Exercise aim: Print each line of the listing once more, precisely as given.

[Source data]
━━━

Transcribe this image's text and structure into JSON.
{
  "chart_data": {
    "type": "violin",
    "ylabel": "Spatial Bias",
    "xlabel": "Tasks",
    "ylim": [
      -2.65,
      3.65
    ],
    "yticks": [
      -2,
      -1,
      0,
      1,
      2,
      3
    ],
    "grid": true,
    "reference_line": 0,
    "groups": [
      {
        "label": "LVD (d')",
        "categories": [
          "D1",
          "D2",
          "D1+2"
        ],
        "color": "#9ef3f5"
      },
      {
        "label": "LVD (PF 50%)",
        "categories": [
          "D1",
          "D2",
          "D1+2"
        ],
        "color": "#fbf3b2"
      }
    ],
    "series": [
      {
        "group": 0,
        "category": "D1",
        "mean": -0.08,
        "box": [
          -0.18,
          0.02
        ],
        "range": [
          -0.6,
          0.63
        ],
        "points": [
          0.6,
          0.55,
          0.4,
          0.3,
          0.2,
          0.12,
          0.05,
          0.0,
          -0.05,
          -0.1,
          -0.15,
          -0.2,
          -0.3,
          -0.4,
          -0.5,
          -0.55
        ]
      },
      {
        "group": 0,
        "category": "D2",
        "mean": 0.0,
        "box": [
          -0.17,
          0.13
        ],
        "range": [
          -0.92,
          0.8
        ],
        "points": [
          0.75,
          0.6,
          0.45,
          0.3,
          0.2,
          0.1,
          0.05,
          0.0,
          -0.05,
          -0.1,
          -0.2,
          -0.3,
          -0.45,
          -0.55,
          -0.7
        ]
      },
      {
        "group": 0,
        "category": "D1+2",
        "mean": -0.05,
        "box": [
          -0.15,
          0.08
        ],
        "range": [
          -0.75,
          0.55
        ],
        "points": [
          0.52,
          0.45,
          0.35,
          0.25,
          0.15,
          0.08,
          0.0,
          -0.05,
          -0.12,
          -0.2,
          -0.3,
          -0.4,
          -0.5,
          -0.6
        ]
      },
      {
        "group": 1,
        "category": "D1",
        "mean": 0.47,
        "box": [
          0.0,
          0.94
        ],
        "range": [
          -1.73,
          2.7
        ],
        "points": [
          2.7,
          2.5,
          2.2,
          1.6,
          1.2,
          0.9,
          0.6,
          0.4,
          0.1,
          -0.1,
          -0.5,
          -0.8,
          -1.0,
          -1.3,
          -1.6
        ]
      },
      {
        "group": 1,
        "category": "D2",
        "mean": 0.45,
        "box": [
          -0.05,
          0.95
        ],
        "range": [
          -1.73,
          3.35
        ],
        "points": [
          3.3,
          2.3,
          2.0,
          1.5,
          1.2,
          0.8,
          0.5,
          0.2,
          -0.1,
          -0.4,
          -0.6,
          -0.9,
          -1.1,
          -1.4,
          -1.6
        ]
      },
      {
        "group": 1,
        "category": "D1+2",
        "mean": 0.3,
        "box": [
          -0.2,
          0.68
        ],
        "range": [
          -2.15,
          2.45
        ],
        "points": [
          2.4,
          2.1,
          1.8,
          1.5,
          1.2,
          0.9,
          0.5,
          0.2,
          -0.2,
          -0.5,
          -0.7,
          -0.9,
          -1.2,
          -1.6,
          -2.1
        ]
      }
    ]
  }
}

━━━

Answer to this exercise:
Transcribe this image's text and structure into JSON.
{
  "chart_data": {
    "type": "violin",
    "ylabel": "Spatial Bias",
    "xlabel": "Tasks",
    "ylim": [
      -2.65,
      3.65
    ],
    "yticks": [
      -2,
      -1,
      0,
      1,
      2,
      3
    ],
    "grid": true,
    "reference_line": 0,
    "groups": [
      {
        "label": "LVD (d')",
        "categories": [
          "D1",
          "D2",
          "D1+2"
        ],
        "color": "#9ef3f5"
      },
      {
        "label": "LVD (PF 50%)",
        "categories": [
          "D1",
          "D2",
          "D1+2"
        ],
        "color": "#fbf3b2"
      }
    ],
    "series": [
      {
        "group": 0,
        "category": "D1",
        "mean": -0.08,
        "box": [
          -0.18,
          0.02
        ],
        "range": [
          -0.6,
          0.63
        ],
        "points": [
          0.6,
          0.55,
          0.4,
          0.3,
          0.2,
          0.12,
          0.05,
          0.0,
          -0.05,
          -0.1,
          -0.15,
          -0.2,
          -0.3,
          -0.4,
          -0.5,
          -0.55
        ]
      },
      {
        "group": 0,
        "category": "D2",
        "mean": 0.0,
        "box": [
          -0.17,
          0.13
        ],
        "range": [
          -0.92,
          0.8
        ],
        "points": [
          0.75,
          0.6,
          0.45,
          0.3,
          0.2,
          0.1,
          0.05,
          0.0,
          -0.05,
          -0.1,
          -0.2,
          -0.3,
          -0.45,
          -0.55,
          -0.7
        ]
      },
      {
        "group": 0,
        "category": "D1+2",
        "mean": -0.05,
        "box": [
          -0.15,
          0.08
        ],
        "range": [
          -0.75,
          0.55
        ],
        "points": [
          0.52,
          0.45,
          0.35,
          0.25,
          0.15,
          0.08,
          0.0,
          -0.05,
          -0.12,
          -0.2,
          -0.3,
          -0.4,
          -0.5,
          -0.6
        ]
      },
      {
        "group": 1,
        "category": "D1",
        "mean": 0.47,
        "box": [
          0.0,
          0.94
        ],
        "range": [
          -1.73,
          2.7
        ],
        "points": [
          2.7,
          2.5,
          2.2,
          1.6,
          1.2,
          0.9,
          0.6,
          0.4,
          0.1,
          -0.1,
          -0.5,
          -0.8,
          -1.0,
          -1.3,
          -1.6
        ]
      },
      {
        "group": 1,
        "category": "D2",
        "mean": 0.45,
        "box": [
          -0.05,
          0.95
        ],
        "range": [
          -1.73,
          3.35
        ],
        "points": [
          3.3,
          2.3,
          2.0,
          1.5,
          1.2,
          0.8,
          0.5,
          0.2,
          -0.1,
          -0.4,
          -0.6,
          -0.9,
          -1.1,
          -1.4,
          -1.6
        ]
      },
      {
        "group": 1,
        "category": "D1+2",
        "mean": 0.3,
        "box": [
          -0.2,
          0.68
        ],
        "range": [
          -2.15,
          2.45
        ],
        "points": [
          2.4,
          2.1,
          1.8,
          1.5,
          1.2,
          0.9,
          0.5,
          0.2,
          -0.2,
          -0.5,
          -0.7,
          -0.9,
          -1.2,
          -1.6,
          -2.1
        ]
      }
    ]
  }
}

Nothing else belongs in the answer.